Required task:
The data must be written out once more, precisely as given.

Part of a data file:
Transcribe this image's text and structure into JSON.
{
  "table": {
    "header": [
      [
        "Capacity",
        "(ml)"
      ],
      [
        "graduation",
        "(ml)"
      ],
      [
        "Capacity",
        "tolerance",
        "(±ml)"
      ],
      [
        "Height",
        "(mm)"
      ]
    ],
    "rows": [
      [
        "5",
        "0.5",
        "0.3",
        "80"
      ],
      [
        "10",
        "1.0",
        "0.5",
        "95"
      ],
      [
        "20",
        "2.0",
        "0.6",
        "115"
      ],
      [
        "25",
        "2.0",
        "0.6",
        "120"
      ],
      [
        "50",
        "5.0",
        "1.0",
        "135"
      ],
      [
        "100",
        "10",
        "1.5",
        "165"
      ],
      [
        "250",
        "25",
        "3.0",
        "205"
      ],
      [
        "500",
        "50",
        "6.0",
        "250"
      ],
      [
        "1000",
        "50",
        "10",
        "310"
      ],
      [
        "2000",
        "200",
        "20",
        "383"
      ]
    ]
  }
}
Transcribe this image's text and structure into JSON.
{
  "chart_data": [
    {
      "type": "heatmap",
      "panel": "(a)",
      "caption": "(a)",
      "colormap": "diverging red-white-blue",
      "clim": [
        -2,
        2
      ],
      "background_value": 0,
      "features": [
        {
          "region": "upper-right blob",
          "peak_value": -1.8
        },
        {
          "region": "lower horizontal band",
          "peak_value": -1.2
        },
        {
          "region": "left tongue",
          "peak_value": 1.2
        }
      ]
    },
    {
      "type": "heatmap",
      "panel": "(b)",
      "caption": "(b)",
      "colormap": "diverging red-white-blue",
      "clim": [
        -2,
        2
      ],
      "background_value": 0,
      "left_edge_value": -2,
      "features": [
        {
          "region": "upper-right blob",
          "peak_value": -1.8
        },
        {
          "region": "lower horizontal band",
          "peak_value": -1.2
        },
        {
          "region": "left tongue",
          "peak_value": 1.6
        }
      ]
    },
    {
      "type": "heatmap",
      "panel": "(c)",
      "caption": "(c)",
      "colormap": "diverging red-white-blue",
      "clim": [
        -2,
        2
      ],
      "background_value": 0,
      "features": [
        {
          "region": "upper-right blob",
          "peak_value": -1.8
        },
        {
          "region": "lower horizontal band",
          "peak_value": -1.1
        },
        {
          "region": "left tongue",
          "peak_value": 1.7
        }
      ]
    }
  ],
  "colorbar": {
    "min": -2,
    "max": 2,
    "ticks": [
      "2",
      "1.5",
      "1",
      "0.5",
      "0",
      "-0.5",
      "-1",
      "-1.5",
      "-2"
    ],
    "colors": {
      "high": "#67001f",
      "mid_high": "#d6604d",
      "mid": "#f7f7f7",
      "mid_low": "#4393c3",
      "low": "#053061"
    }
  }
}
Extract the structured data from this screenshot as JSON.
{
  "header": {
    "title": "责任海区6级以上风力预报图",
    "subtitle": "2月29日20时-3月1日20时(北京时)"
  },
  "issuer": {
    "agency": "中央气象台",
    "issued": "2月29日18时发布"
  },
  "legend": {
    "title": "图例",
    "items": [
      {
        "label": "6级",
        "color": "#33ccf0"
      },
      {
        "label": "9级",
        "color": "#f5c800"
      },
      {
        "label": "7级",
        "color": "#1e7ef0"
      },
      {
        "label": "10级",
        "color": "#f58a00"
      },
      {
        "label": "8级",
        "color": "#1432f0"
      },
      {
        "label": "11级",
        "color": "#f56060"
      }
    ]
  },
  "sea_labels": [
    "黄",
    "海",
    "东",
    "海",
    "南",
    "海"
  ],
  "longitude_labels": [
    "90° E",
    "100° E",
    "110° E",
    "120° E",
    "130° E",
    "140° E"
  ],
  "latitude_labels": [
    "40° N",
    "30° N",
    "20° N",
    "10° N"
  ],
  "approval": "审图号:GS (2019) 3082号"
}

Exercise output:
Transcribe this image's text and structure into JSON.
{
  "table": {
    "header": [
      [
        "Capacity",
        "(ml)"
      ],
      [
        "graduation",
        "(ml)"
      ],
      [
        "Capacity",
        "tolerance",
        "(±ml)"
      ],
      [
        "Height",
        "(mm)"
      ]
    ],
    "rows": [
      [
        "5",
        "0.5",
        "0.3",
        "80"
      ],
      [
        "10",
        "1.0",
        "0.5",
        "95"
      ],
      [
        "20",
        "2.0",
        "0.6",
        "115"
      ],
      [
        "25",
        "2.0",
        "0.6",
        "120"
      ],
      [
        "50",
        "5.0",
        "1.0",
        "135"
      ],
      [
        "100",
        "10",
        "1.5",
        "165"
      ],
      [
        "250",
        "25",
        "3.0",
        "205"
      ],
      [
        "500",
        "50",
        "6.0",
        "250"
      ],
      [
        "1000",
        "50",
        "10",
        "310"
      ],
      [
        "2000",
        "200",
        "20",
        "383"
      ]
    ]
  }
}
Transcribe this image's text and structure into JSON.
{
  "chart_data": [
    {
      "type": "heatmap",
      "panel": "(a)",
      "caption": "(a)",
      "colormap": "diverging red-white-blue",
      "clim": [
        -2,
        2
      ],
      "background_value": 0,
      "features": [
        {
          "region": "upper-right blob",
          "peak_value": -1.8
        },
        {
          "region": "lower horizontal band",
          "peak_value": -1.2
        },
        {
          "region": "left tongue",
          "peak_value": 1.2
        }
      ]
    },
    {
      "type": "heatmap",
      "panel": "(b)",
      "caption": "(b)",
      "colormap": "diverging red-white-blue",
      "clim": [
        -2,
        2
      ],
      "background_value": 0,
      "left_edge_value": -2,
      "features": [
        {
          "region": "upper-right blob",
          "peak_value": -1.8
        },
        {
          "region": "lower horizontal band",
          "peak_value": -1.2
        },
        {
          "region": "left tongue",
          "peak_value": 1.6
        }
      ]
    },
    {
      "type": "heatmap",
      "panel": "(c)",
      "caption": "(c)",
      "colormap": "diverging red-white-blue",
      "clim": [
        -2,
        2
      ],
      "background_value": 0,
      "features": [
        {
          "region": "upper-right blob",
          "peak_value": -1.8
        },
        {
          "region": "lower horizontal band",
          "peak_value": -1.1
        },
        {
          "region": "left tongue",
          "peak_value": 1.7
        }
      ]
    }
  ],
  "colorbar": {
    "min": -2,
    "max": 2,
    "ticks": [
      "2",
      "1.5",
      "1",
      "0.5",
      "0",
      "-0.5",
      "-1",
      "-1.5",
      "-2"
    ],
    "colors": {
      "high": "#67001f",
      "mid_high": "#d6604d",
      "mid": "#f7f7f7",
      "mid_low": "#4393c3",
      "low": "#053061"
    }
  }
}
Extract the structured data from this screenshot as JSON.
{
  "header": {
    "title": "责任海区6级以上风力预报图",
    "subtitle": "2月29日20时-3月1日20时(北京时)"
  },
  "issuer": {
    "agency": "中央气象台",
    "issued": "2月29日18时发布"
  },
  "legend": {
    "title": "图例",
    "items": [
      {
        "label": "6级",
        "color": "#33ccf0"
      },
      {
        "label": "9级",
        "color": "#f5c800"
      },
      {
        "label": "7级",
        "color": "#1e7ef0"
      },
      {
        "label": "10级",
        "color": "#f58a00"
      },
      {
        "label": "8级",
        "color": "#1432f0"
      },
      {
        "label": "11级",
        "color": "#f56060"
      }
    ]
  },
  "sea_labels": [
    "黄",
    "海",
    "东",
    "海",
    "南",
    "海"
  ],
  "longitude_labels": [
    "90° E",
    "100° E",
    "110° E",
    "120° E",
    "130° E",
    "140° E"
  ],
  "latitude_labels": [
    "40° N",
    "30° N",
    "20° N",
    "10° N"
  ],
  "approval": "审图号:GS (2019) 3082号"
}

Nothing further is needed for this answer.